--- Begin Records for processing ---

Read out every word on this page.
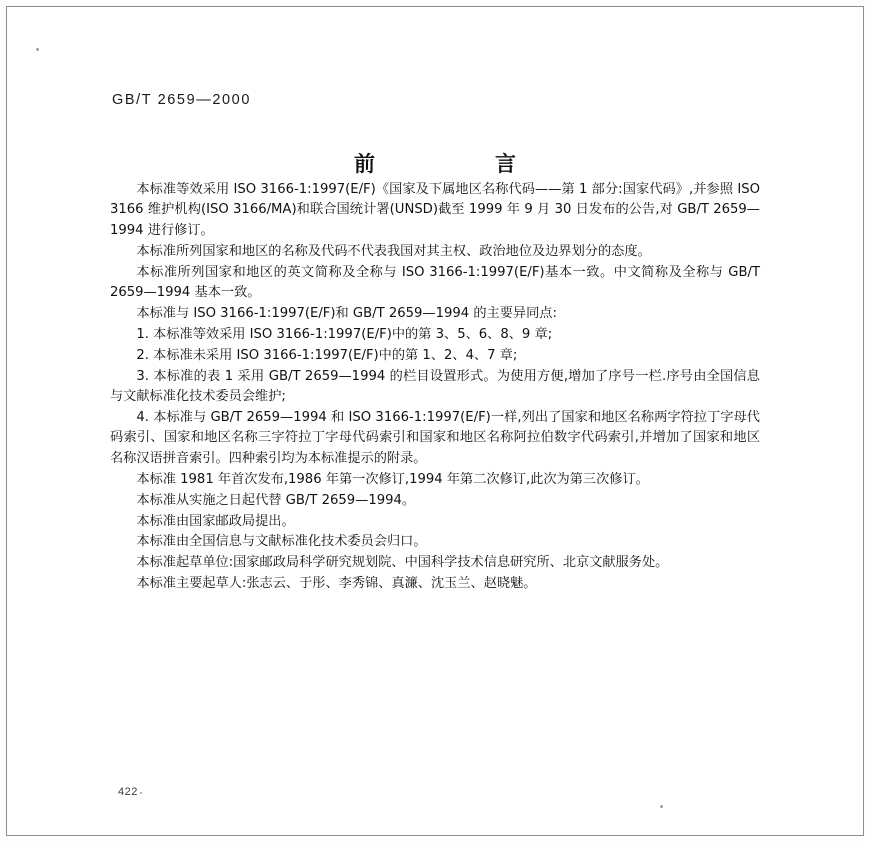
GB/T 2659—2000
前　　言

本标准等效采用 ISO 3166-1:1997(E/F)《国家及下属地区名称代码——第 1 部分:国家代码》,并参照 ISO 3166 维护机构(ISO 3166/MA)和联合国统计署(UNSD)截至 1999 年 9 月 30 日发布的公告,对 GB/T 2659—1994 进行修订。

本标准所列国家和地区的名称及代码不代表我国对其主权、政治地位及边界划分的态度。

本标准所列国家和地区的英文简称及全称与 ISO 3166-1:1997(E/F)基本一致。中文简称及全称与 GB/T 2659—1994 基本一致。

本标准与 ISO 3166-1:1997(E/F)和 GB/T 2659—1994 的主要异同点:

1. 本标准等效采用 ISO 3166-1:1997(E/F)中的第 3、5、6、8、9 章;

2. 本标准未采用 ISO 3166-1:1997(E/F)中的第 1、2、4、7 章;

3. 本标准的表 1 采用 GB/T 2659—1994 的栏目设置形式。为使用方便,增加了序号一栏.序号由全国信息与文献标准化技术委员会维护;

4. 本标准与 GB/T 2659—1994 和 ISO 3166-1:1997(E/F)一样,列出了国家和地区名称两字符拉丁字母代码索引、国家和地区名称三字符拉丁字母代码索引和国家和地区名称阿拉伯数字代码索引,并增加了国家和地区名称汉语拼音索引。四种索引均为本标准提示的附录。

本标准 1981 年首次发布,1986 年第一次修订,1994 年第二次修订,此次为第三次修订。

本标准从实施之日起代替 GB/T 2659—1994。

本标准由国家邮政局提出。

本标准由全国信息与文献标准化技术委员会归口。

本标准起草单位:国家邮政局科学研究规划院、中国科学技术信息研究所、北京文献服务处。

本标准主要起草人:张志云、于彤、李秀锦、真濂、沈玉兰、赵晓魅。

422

--- End Records for processing ---
--- Begin Records for processing ---

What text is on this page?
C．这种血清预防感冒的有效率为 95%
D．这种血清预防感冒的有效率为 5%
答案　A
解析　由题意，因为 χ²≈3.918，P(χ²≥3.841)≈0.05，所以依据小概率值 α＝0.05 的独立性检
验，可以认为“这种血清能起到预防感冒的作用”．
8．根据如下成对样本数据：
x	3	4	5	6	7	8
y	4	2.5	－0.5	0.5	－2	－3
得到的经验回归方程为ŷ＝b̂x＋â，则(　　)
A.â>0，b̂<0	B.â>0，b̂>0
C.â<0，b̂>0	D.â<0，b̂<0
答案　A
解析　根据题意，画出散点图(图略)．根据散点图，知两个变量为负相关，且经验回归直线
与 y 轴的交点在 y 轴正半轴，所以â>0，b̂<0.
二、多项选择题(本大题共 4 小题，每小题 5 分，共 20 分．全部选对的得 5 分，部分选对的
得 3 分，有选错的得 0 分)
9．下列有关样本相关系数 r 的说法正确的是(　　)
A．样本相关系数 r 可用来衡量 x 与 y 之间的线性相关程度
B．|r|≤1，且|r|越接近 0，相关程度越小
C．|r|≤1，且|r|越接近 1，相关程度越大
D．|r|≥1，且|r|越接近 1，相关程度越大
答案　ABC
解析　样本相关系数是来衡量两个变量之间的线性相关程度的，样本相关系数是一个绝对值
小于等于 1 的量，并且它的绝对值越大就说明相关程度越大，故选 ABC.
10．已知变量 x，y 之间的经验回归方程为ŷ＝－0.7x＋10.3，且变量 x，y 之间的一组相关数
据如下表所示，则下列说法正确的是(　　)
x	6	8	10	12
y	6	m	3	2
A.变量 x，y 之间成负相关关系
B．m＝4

--- End Records for processing ---

(Task): Gather up the lines containing the word "this" from these records and copy them.

(Correct answer):
Read out every word on this page.
What text is on this page?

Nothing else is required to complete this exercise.